For each line below that includes the word "ábra", make a copy.
***
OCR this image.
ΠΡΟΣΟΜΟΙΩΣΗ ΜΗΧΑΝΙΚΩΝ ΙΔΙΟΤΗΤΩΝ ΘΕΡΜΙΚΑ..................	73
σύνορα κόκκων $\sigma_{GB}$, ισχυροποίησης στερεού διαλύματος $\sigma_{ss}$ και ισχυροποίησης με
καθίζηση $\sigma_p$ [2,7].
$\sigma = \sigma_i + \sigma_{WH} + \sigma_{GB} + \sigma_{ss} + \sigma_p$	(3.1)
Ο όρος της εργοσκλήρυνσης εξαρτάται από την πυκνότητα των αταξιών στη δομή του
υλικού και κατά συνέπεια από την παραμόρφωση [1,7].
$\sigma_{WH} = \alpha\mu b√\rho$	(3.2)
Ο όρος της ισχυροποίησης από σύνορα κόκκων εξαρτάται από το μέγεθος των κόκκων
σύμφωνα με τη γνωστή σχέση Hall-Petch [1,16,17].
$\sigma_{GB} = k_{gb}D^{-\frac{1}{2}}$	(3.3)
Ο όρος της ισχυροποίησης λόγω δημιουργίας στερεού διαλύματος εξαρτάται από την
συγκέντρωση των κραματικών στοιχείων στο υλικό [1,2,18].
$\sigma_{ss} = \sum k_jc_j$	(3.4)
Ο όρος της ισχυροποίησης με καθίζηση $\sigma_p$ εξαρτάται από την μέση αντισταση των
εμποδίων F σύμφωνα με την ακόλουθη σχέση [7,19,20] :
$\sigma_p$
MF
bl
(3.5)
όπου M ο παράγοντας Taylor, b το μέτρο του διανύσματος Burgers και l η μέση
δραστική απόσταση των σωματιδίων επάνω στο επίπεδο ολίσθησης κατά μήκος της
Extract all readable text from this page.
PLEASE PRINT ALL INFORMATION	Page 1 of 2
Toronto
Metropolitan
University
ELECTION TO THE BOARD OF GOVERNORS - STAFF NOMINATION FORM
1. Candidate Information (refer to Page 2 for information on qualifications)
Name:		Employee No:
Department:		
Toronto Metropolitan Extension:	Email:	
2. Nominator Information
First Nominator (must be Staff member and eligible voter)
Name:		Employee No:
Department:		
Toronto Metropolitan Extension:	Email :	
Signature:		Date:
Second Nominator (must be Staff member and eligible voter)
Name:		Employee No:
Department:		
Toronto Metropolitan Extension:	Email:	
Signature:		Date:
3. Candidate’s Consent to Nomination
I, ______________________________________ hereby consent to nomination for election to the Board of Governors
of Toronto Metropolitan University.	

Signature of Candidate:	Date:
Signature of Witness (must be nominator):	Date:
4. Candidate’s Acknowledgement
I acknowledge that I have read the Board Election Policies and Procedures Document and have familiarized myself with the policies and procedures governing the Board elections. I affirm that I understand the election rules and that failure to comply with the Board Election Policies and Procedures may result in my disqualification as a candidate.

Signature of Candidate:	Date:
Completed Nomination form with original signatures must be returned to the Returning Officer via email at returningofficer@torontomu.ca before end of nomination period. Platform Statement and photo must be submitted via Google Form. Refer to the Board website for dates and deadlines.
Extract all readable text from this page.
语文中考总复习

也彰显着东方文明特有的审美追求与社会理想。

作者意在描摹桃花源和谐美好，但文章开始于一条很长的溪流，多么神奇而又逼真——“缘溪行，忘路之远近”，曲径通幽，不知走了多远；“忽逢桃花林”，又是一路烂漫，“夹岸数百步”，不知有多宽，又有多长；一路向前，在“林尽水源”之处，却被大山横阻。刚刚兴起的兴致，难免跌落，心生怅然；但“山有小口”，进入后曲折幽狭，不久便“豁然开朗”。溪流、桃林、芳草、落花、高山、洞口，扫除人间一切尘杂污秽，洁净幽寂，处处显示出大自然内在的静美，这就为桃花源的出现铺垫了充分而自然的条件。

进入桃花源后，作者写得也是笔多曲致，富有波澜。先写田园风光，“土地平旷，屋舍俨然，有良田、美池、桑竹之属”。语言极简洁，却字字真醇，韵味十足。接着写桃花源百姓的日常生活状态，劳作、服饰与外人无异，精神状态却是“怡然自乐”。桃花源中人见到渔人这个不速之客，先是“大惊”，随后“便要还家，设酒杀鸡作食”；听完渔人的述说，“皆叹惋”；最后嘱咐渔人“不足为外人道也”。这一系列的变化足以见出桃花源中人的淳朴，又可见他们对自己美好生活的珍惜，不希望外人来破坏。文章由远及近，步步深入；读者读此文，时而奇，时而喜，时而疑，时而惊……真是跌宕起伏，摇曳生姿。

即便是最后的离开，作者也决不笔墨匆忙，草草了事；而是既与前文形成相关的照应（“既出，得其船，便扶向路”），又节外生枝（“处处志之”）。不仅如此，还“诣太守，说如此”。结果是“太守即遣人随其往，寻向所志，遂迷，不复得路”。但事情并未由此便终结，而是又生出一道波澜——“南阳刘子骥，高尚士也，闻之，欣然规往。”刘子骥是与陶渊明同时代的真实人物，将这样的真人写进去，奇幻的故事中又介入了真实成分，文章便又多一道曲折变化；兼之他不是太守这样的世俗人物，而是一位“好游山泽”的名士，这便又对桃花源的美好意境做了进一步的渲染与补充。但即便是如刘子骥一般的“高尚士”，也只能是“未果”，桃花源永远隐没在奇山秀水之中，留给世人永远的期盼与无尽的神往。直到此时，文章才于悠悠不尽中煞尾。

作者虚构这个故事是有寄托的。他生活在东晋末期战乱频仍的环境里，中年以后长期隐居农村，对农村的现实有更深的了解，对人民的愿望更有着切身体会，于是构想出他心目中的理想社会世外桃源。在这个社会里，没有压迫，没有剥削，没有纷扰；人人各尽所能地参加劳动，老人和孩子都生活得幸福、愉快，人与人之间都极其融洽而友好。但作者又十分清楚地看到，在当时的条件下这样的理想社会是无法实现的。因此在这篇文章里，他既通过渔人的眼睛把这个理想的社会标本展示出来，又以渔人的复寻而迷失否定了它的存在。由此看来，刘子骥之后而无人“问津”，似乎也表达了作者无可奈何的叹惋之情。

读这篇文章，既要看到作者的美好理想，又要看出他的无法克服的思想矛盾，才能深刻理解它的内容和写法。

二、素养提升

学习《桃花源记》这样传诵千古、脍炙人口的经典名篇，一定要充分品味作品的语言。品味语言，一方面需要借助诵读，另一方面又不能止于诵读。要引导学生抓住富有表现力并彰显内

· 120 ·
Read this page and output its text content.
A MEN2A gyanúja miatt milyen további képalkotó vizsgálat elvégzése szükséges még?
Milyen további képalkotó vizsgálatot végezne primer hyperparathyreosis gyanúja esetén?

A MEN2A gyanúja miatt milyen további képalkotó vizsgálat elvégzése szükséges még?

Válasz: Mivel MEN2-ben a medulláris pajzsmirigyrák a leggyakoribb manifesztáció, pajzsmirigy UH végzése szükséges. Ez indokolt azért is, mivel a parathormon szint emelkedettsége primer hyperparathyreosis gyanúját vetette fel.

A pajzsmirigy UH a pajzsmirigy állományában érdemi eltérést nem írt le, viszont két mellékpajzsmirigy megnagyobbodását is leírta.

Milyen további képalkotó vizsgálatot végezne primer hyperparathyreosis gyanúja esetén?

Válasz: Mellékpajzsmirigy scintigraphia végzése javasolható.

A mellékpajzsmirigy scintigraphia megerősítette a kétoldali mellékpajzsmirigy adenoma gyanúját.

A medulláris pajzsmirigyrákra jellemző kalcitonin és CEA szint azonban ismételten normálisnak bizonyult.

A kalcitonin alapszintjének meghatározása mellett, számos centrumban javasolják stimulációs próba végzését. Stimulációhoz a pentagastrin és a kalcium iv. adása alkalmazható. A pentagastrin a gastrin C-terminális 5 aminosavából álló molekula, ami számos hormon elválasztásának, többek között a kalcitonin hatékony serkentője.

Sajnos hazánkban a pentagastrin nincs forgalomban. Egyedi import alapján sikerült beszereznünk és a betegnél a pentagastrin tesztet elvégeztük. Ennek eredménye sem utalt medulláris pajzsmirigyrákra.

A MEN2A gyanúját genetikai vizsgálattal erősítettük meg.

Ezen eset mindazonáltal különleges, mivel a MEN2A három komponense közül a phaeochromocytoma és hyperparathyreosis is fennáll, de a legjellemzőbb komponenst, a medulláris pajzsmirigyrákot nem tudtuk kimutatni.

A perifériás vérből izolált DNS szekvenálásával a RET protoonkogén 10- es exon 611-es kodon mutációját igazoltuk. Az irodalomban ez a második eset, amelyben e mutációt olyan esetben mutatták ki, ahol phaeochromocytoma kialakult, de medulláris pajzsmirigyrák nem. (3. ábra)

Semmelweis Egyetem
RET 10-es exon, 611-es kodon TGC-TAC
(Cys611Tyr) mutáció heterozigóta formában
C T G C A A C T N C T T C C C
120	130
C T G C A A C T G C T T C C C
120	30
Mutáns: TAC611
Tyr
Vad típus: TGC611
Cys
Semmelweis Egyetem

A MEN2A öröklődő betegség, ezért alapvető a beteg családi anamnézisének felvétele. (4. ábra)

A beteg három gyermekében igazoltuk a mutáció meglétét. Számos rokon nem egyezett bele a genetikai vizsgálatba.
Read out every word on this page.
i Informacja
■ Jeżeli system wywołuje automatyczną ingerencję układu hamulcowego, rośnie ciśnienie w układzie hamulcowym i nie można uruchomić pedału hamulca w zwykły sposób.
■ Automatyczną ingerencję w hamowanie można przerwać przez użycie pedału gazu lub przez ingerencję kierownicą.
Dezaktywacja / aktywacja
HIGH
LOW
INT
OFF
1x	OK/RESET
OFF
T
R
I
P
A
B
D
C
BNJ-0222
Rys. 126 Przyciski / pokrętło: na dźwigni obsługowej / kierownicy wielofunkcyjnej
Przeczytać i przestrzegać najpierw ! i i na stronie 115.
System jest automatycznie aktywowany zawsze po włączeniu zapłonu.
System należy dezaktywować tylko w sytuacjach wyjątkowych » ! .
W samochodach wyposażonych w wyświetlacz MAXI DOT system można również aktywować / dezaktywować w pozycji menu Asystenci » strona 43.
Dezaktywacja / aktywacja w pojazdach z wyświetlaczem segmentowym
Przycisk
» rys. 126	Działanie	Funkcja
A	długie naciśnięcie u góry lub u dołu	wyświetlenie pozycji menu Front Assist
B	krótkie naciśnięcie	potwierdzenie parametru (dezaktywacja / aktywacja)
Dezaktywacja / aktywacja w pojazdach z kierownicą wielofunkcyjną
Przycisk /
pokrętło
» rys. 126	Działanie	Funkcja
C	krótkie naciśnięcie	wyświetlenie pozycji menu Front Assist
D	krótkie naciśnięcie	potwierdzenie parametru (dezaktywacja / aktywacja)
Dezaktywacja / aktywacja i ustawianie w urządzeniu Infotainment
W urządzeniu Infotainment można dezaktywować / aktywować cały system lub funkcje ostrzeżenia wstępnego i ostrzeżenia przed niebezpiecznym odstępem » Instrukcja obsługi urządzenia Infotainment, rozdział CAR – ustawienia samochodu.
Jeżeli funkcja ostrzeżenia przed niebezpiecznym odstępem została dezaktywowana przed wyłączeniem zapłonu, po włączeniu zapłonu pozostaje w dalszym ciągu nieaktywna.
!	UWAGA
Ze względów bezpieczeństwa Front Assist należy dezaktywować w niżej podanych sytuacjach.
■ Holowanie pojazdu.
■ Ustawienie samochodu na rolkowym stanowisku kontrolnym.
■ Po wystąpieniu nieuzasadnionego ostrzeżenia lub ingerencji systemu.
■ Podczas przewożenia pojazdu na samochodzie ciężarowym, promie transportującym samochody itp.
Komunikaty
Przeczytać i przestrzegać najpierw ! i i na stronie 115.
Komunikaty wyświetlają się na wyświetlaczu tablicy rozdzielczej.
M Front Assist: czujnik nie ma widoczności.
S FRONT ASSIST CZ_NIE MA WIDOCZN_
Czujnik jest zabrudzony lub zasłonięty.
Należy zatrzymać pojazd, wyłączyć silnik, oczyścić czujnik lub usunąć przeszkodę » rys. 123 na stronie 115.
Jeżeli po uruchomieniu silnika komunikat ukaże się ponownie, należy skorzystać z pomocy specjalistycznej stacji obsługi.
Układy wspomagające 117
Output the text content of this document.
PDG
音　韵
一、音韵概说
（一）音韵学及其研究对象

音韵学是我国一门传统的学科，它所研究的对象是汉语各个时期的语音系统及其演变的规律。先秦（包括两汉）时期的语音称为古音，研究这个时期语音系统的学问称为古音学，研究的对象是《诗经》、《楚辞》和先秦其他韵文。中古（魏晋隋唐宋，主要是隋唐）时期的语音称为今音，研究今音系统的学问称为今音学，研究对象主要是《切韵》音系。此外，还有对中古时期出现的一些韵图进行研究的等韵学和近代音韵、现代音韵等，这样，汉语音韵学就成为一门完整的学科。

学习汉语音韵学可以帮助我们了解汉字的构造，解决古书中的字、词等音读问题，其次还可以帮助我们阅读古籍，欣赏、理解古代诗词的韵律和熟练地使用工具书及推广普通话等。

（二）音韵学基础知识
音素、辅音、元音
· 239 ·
***
### Answer below
A perifériás vérből izolált DNS szekvenálásával a RET protoonkogén 10- es exon 611-es kodon mutációját igazoltuk. Az irodalomban ez a második eset, amelyben e mutációt olyan esetben mutatták ki, ahol phaeochromocytoma kialakult, de medulláris pajzsmirigyrák nem. (3. ábra)
A MEN2A öröklődő betegség, ezért alapvető a beteg családi anamnézisének felvétele. (4. ábra)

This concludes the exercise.